Transcribe the listing verbatim. Do not carry over any pictures.

--- Materials provided ---

[start]

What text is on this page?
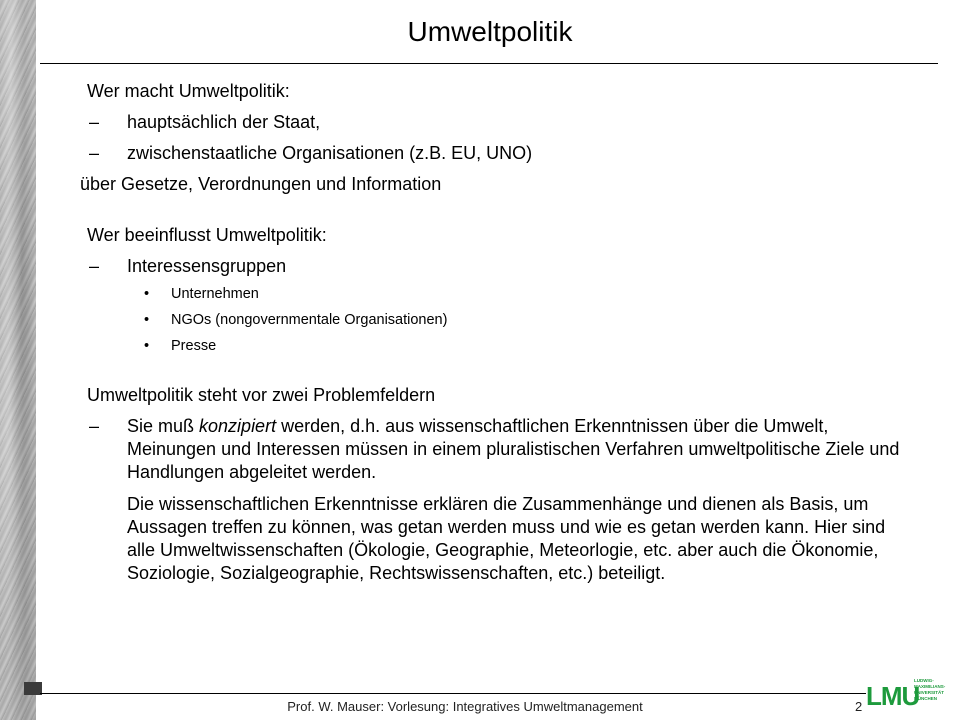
Umweltpolitik

Wer macht Umweltpolitik:

– hauptsächlich der Staat,
– zwischenstaatliche Organisationen (z.B. EU, UNO)

über Gesetze, Verordnungen und Information

Wer beeinflusst Umweltpolitik:

– Interessensgruppen
• Unternehmen
• NGOs (nongovernmentale Organisationen)
• Presse

Umweltpolitik steht vor zwei Problemfeldern

– Sie muß konzipiert werden, d.h. aus wissenschaftlichen Erkenntnissen über die Umwelt, Meinungen und Interessen müssen in einem pluralistischen Verfahren umweltpolitische Ziele und Handlungen abgeleitet werden.
Die wissenschaftlichen Erkenntnisse erklären die Zusammenhänge und dienen als Basis, um Aussagen treffen zu können, was getan werden muss und wie es getan werden kann. Hier sind alle Umweltwissenschaften (Ökologie, Geographie, Meteorlogie, etc. aber auch die Ökonomie, Soziologie, Sozialgeographie, Rechtswissenschaften, etc.) beteiligt.
Prof. W. Mauser: Vorlesung: Integratives Umweltmanagement	2 LMU
LUDWIG-
MAXIMILIANS-
UNIVERSITÄT
MÜNCHEN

[end]

--- Answer to this exercise ---
What text is on this page?
Umweltpolitik

Wer macht Umweltpolitik:

– hauptsächlich der Staat,
– zwischenstaatliche Organisationen (z.B. EU, UNO)

über Gesetze, Verordnungen und Information

Wer beeinflusst Umweltpolitik:

– Interessensgruppen
• Unternehmen
• NGOs (nongovernmentale Organisationen)
• Presse

Umweltpolitik steht vor zwei Problemfeldern

– Sie muß konzipiert werden, d.h. aus wissenschaftlichen Erkenntnissen über die Umwelt, Meinungen und Interessen müssen in einem pluralistischen Verfahren umweltpolitische Ziele und Handlungen abgeleitet werden.
Die wissenschaftlichen Erkenntnisse erklären die Zusammenhänge und dienen als Basis, um Aussagen treffen zu können, was getan werden muss und wie es getan werden kann. Hier sind alle Umweltwissenschaften (Ökologie, Geographie, Meteorlogie, etc. aber auch die Ökonomie, Soziologie, Sozialgeographie, Rechtswissenschaften, etc.) beteiligt.
Prof. W. Mauser: Vorlesung: Integratives Umweltmanagement	2 LMU
LUDWIG-
MAXIMILIANS-
UNIVERSITÄT
MÜNCHEN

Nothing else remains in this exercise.